**TASK TO COMPLETE:**
Copy out all lines carrying the word "JSON".

**MATERIAL FOR THIS TASK:**
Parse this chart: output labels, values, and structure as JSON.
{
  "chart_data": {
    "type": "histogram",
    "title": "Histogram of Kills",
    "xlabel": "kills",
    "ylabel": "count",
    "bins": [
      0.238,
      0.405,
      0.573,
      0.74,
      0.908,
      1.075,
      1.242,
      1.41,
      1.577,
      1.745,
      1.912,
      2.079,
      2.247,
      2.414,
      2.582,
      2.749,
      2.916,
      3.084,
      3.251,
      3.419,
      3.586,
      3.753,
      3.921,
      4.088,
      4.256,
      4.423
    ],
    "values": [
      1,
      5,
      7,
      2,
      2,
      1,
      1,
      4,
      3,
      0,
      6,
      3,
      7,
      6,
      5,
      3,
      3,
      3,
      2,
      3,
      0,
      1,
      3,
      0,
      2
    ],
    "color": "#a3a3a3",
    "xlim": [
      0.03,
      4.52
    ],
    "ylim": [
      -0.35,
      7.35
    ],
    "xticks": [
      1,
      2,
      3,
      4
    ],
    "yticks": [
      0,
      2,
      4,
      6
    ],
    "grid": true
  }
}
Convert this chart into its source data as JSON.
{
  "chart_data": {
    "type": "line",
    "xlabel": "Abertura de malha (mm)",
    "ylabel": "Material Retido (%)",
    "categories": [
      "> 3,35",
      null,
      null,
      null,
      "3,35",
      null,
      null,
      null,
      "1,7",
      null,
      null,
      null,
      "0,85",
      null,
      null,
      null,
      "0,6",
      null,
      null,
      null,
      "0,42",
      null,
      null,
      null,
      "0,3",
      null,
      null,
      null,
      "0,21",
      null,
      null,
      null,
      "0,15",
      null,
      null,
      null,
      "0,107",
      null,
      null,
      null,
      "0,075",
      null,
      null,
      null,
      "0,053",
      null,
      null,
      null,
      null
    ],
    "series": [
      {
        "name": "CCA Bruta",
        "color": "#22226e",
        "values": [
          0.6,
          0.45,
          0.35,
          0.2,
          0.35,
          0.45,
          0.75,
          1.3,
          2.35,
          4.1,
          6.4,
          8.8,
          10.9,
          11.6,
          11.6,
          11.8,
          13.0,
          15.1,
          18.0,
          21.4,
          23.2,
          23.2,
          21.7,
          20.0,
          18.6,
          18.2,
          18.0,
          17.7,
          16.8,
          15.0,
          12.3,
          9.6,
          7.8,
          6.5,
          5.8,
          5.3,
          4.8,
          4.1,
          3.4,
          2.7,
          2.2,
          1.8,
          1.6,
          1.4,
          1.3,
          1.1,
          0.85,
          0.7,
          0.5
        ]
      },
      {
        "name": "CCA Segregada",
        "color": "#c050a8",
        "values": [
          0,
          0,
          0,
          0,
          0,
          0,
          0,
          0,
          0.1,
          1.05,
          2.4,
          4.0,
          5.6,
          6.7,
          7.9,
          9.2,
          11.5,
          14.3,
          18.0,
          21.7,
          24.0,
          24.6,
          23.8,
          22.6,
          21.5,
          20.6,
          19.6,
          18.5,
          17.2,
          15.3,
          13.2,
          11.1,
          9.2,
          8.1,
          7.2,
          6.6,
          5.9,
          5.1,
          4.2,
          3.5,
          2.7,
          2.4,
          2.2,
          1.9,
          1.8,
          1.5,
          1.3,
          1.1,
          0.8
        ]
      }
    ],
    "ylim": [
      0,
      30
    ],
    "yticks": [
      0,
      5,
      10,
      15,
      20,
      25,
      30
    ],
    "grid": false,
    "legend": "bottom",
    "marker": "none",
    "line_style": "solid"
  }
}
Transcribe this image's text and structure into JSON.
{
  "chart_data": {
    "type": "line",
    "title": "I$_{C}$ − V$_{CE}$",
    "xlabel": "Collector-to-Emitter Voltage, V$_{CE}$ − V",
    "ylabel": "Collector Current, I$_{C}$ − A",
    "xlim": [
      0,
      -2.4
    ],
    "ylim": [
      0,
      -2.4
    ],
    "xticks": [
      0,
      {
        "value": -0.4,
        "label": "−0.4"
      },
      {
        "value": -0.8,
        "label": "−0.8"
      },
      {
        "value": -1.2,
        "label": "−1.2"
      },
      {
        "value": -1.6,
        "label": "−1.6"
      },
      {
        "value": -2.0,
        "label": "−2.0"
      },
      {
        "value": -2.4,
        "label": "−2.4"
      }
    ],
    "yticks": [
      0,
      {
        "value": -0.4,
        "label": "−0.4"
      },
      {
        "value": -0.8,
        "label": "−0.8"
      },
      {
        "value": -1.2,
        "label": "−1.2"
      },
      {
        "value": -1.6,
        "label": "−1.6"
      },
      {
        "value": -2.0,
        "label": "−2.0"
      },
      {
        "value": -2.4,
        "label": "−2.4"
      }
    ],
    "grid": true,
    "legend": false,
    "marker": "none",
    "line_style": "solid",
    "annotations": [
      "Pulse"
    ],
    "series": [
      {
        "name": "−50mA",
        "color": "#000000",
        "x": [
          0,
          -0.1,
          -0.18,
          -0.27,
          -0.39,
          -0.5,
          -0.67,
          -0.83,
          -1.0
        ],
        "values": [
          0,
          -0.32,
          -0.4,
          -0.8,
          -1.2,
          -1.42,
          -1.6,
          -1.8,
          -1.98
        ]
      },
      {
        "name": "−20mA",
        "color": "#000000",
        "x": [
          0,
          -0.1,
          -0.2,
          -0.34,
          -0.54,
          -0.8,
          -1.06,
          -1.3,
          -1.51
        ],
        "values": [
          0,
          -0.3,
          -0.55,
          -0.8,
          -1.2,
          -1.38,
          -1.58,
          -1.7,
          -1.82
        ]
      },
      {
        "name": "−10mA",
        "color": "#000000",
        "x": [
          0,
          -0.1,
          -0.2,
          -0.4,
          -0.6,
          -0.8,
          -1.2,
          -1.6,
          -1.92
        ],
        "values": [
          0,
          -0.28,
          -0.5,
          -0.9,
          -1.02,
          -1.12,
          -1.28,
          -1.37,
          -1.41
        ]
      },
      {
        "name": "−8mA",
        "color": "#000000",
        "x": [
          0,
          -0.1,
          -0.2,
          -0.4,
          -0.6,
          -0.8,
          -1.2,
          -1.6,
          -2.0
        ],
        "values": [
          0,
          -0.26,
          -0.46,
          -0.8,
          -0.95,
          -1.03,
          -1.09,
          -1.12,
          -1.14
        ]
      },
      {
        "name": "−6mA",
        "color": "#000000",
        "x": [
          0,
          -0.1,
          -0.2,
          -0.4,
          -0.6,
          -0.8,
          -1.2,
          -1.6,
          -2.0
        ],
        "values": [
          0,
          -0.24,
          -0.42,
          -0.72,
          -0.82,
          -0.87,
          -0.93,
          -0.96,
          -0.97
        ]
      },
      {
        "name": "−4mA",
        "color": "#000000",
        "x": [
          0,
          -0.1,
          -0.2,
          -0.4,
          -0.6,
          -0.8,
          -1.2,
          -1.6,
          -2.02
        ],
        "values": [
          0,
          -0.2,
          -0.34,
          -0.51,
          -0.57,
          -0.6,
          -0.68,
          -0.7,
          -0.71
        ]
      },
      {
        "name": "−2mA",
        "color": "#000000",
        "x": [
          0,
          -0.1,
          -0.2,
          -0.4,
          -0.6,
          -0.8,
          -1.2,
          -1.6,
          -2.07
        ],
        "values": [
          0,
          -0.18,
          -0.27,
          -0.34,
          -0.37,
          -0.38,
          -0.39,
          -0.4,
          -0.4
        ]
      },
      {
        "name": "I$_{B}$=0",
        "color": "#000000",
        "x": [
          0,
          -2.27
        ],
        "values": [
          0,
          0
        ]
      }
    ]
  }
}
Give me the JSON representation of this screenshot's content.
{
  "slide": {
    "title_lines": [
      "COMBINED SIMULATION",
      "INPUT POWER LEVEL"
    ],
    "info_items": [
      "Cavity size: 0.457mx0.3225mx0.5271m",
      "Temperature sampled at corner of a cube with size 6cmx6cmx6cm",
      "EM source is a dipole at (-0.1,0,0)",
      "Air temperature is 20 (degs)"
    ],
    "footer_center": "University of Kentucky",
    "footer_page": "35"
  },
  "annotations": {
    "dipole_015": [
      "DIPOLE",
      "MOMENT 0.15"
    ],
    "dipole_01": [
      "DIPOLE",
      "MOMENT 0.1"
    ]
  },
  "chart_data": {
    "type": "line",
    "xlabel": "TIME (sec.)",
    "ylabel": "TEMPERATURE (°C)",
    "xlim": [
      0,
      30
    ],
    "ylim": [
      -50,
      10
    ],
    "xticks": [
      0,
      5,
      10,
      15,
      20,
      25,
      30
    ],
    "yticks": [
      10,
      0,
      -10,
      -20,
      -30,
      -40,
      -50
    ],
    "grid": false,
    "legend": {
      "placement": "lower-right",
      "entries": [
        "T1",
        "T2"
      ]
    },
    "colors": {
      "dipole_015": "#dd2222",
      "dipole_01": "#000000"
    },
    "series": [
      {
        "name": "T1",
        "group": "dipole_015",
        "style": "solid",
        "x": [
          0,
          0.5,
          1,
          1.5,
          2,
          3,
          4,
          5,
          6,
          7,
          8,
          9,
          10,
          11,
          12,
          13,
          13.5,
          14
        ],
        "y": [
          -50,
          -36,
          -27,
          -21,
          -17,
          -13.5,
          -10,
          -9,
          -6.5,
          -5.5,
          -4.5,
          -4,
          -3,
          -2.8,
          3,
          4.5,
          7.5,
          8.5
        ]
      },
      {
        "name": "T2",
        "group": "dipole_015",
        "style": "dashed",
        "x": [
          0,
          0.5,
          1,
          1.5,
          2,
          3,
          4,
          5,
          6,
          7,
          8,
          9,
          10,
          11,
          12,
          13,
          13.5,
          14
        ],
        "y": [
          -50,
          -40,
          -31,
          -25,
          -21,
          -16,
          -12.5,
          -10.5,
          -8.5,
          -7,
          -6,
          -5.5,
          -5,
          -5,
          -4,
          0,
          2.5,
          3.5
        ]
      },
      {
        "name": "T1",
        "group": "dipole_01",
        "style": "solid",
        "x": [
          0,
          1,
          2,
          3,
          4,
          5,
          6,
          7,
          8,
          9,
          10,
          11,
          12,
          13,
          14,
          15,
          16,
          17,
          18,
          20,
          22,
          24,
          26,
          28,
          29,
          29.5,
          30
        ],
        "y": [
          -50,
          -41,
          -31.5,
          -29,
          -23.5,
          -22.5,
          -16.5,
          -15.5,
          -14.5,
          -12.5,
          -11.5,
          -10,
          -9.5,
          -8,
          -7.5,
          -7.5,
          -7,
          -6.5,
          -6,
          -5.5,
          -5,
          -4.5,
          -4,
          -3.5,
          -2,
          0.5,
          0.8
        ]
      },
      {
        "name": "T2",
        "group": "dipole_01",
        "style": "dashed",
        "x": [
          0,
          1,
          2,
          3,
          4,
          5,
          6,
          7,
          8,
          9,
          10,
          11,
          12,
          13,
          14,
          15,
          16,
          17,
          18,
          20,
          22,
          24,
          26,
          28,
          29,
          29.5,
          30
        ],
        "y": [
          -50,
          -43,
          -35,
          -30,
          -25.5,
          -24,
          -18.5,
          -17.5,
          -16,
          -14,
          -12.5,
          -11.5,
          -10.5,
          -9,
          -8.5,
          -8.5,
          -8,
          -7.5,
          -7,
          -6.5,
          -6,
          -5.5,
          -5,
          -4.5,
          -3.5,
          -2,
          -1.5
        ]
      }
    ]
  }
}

**RESPONSE:**
Parse this chart: output labels, values, and structure as JSON.
Convert this chart into its source data as JSON.
Transcribe this image's text and structure into JSON.
Give me the JSON representation of this screenshot's content.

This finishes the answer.